↓
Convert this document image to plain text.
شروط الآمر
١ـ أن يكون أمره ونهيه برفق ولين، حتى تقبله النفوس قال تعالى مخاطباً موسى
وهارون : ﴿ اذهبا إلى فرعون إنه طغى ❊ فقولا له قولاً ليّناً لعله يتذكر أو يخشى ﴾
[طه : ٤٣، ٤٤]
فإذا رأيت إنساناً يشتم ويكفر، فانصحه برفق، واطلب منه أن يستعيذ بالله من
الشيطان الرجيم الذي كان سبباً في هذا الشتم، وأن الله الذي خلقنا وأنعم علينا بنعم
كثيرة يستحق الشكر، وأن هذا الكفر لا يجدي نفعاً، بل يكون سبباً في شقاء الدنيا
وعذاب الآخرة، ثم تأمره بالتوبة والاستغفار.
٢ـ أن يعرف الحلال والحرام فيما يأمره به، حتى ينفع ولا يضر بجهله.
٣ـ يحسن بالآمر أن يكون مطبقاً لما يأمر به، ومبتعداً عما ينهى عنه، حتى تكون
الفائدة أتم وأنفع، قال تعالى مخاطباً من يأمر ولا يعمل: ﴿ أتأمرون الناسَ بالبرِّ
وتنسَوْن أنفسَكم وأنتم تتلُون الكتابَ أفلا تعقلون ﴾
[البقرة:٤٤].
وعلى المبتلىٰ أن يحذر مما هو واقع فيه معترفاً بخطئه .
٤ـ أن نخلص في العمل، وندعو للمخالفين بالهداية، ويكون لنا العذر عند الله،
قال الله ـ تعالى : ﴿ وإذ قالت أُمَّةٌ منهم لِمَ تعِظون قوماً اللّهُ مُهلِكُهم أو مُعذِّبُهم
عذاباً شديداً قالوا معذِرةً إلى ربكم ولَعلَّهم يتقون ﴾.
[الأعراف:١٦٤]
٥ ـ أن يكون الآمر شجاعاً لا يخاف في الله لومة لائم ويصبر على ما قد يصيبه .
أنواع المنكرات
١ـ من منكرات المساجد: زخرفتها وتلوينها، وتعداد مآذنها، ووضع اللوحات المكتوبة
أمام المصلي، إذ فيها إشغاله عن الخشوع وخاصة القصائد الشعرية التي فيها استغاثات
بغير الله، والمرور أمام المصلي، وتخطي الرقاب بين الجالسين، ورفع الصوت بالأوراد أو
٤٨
↑
*WHAT IS NEEDED*: Exact output of every entry is required.

*RESULT*:
Convert this document image to plain text.
شروط الآمر
١ـ أن يكون أمره ونهيه برفق ولين، حتى تقبله النفوس قال تعالى مخاطباً موسى
وهارون : ﴿ اذهبا إلى فرعون إنه طغى ❊ فقولا له قولاً ليّناً لعله يتذكر أو يخشى ﴾
[طه : ٤٣، ٤٤]
فإذا رأيت إنساناً يشتم ويكفر، فانصحه برفق، واطلب منه أن يستعيذ بالله من
الشيطان الرجيم الذي كان سبباً في هذا الشتم، وأن الله الذي خلقنا وأنعم علينا بنعم
كثيرة يستحق الشكر، وأن هذا الكفر لا يجدي نفعاً، بل يكون سبباً في شقاء الدنيا
وعذاب الآخرة، ثم تأمره بالتوبة والاستغفار.
٢ـ أن يعرف الحلال والحرام فيما يأمره به، حتى ينفع ولا يضر بجهله.
٣ـ يحسن بالآمر أن يكون مطبقاً لما يأمر به، ومبتعداً عما ينهى عنه، حتى تكون
الفائدة أتم وأنفع، قال تعالى مخاطباً من يأمر ولا يعمل: ﴿ أتأمرون الناسَ بالبرِّ
وتنسَوْن أنفسَكم وأنتم تتلُون الكتابَ أفلا تعقلون ﴾
[البقرة:٤٤].
وعلى المبتلىٰ أن يحذر مما هو واقع فيه معترفاً بخطئه .
٤ـ أن نخلص في العمل، وندعو للمخالفين بالهداية، ويكون لنا العذر عند الله،
قال الله ـ تعالى : ﴿ وإذ قالت أُمَّةٌ منهم لِمَ تعِظون قوماً اللّهُ مُهلِكُهم أو مُعذِّبُهم
عذاباً شديداً قالوا معذِرةً إلى ربكم ولَعلَّهم يتقون ﴾.
[الأعراف:١٦٤]
٥ ـ أن يكون الآمر شجاعاً لا يخاف في الله لومة لائم ويصبر على ما قد يصيبه .
أنواع المنكرات
١ـ من منكرات المساجد: زخرفتها وتلوينها، وتعداد مآذنها، ووضع اللوحات المكتوبة
أمام المصلي، إذ فيها إشغاله عن الخشوع وخاصة القصائد الشعرية التي فيها استغاثات
بغير الله، والمرور أمام المصلي، وتخطي الرقاب بين الجالسين، ورفع الصوت بالأوراد أو
٤٨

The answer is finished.